Wednesday, 9 November 2016

Dear President Obama:

Today, you said the following:

Everybody is sad when their side loses an election, but the day after we have to remember that we’re actually all on one team.  We’re not Democrats first, we’re not Republicans first, we’re Americans first.  We’re patriots first.

But you know what, Mr. President?  That’s not necessarily true.  After all, I’m not sad.


Because in 2000 I left the Democratic Party.  I watched back then in dismay and disgust how the Democratic Party and the Republican Party establishments attacked the greatest American lawyer to graduate from Harvard University to date (from your alma mater, as a matter of fact):  Ralph Nader—a man who has done far more to protect and advocate on behalf of all Americans than anyone else that comes to mind.

And today, I no longer know for what the Democratic Party stands.

Perhaps a few examples will illustrate my point.

First, you ignored the single-payer, public option to the Affordable Care Act, allowing the profit-driven men and women in the American Health Care Industry to run amok.

Second, you have yet to close down Guantánamo Bay prison, where human beings are still held indefinitely and force-fed against their will.

Third, you failed to prosecute the men and women on Wall Street who caused the second Great Depression in American history (i.e., the “Great Recession”).

Fourth, remember your triumphant bailout of General Motors?

Fifth, how about your continued perpetual global warfare foreign policy?

Sixth, or how about your use of drone warfare?

And seventh, or how about your insistence to permit United States of America intelligence agencies to spy on Americans, contrary to some of the most fundamental basics of U.S. Constitutional Law?

You see, Mr. President, back in 2000, the Democratic Party died with Bush v. Gore, 531 U.S. 98 (2000), when the United States Supreme Court—for the first time in our nation’s history—decided who would become the President of the United States of America.

And when you became President in 2008, more often than not, you sided with Big Business, and you maintained the Status Quo:  allowing the economic disparity between the top one-tenth of one percent (.1%) to persist—and even thrive—in America.

Meanwhile, the biosphere on planet Earth continued to die as a result of a few hundred years of heavy world-wide human industrialism and overpopulation of our species.  If you should ever return to Chicago, Illinois, when time permits, take a tour of East Chicago, Indiana, or Gary, Indiana, and see what has happened to the land and the water and the people and the other flora and fauna that call those cities home.

◆ **Available data**
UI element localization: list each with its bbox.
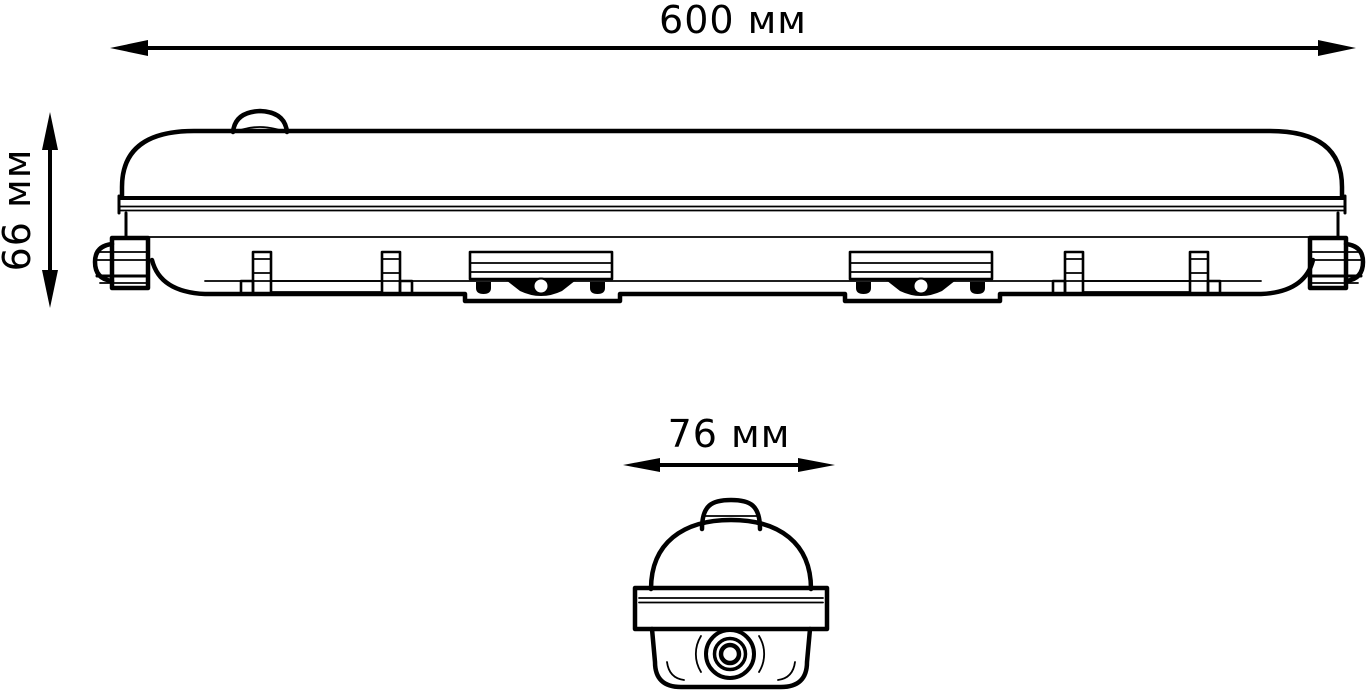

◆ **Exercise tasks**
1. Reproduce the part of the letter to President Obama that opens with the words containing "Because in 2000" and closes with "comes to mind.".
2. Go on with the letter to President Obama from the point where it stops.

◆ **The responses**
1.
Because in 2000 I left the Democratic Party.  I watched back then in dismay and disgust how the Democratic Party and the Republican Party establishments attacked the greatest American lawyer to graduate from Harvard University to date (from your alma mater, as a matter of fact):  Ralph Nader—a man who has done far more to protect and advocate on behalf of all Americans than anyone else that comes to mind.

2.
But all that said, I want you to know that I will miss you not being President of the United States of America.  To me, the greatest victory in your two-term presidency is that you were (and still are) the first non-white man to hold the office of the President of the United States of America.  And even that symbolism was never lost on the likes of me, even though I never cast a vote for you because I disagreed wholeheartedly with the majority of your policies.

Nevertheless, your oratorical prowess will be in sore need in the weeks, months, and years to come.  And so, perhaps you shall move into a second new career, working on those projects that you could not—or would not—address while you resided and worked at 1600 Pennsylvania Avenue N.W., Washington, D.C.

I hope so.  I believe you are a good man, a good husband, and a good father.  Besides, the position of the President of the United States of America has always brought with it some rather “unique” workplace impacts onto the person who held the title.  The late Mark Twain once wrote:  No matter how healthy a man’s morals may be when he enters the White House, he comes out again with a pot-marked soul.

And speaking of authors, in his first novel, A Portrait of the Artist as a Young Man, the late James Joyce wrote the following stanza to depict the place in the universe of his protagonist, Stephen Dedalus:

Stephen Dedalus
Class of Elements
Clongowes Wood College
County Kildare
The World
The Universe

The reason I wrote this essay to you tonight, Mr. President, is because I disagree with your premise from earlier today.  The American citizenry is far more than a group of people who subscribe to the ideology espoused by one of two political parties.  Our planet is in bad shape, and we are all but a mere speck in time residing in a universe of monumental proportions.  The sooner the American voting populace awakens to the fact that the Democratic Party and the Republican Party have had their day in the proverbial sun, and that now it is time to bring about real political change through other people from other parties, then and only then will the American people be in a better frame of mind when they participate in civic discourse.

Although seeing as how Donald John Trump will become the 45th President of the United States of America, I’d say the chances of that happening—though not impossible—are remote at best, based on recent past events.

But hope and change are always possible, correct, Mr. President?


In conclusion, I want to take a moment to thank you for your service, Mr. President, and I want you to know that I wish you and yours nothing but the best and brightest of futures.

But seriously, Mr. President:  get on board with addressing climate change.  Its the only thing that matters, these days.  And besides, your descendants will eternally thank you, if you do.

Take care, Mr. President.

Travis Ray Garner

Copyright © 2016 Travis Ray Garner
All rights reserved.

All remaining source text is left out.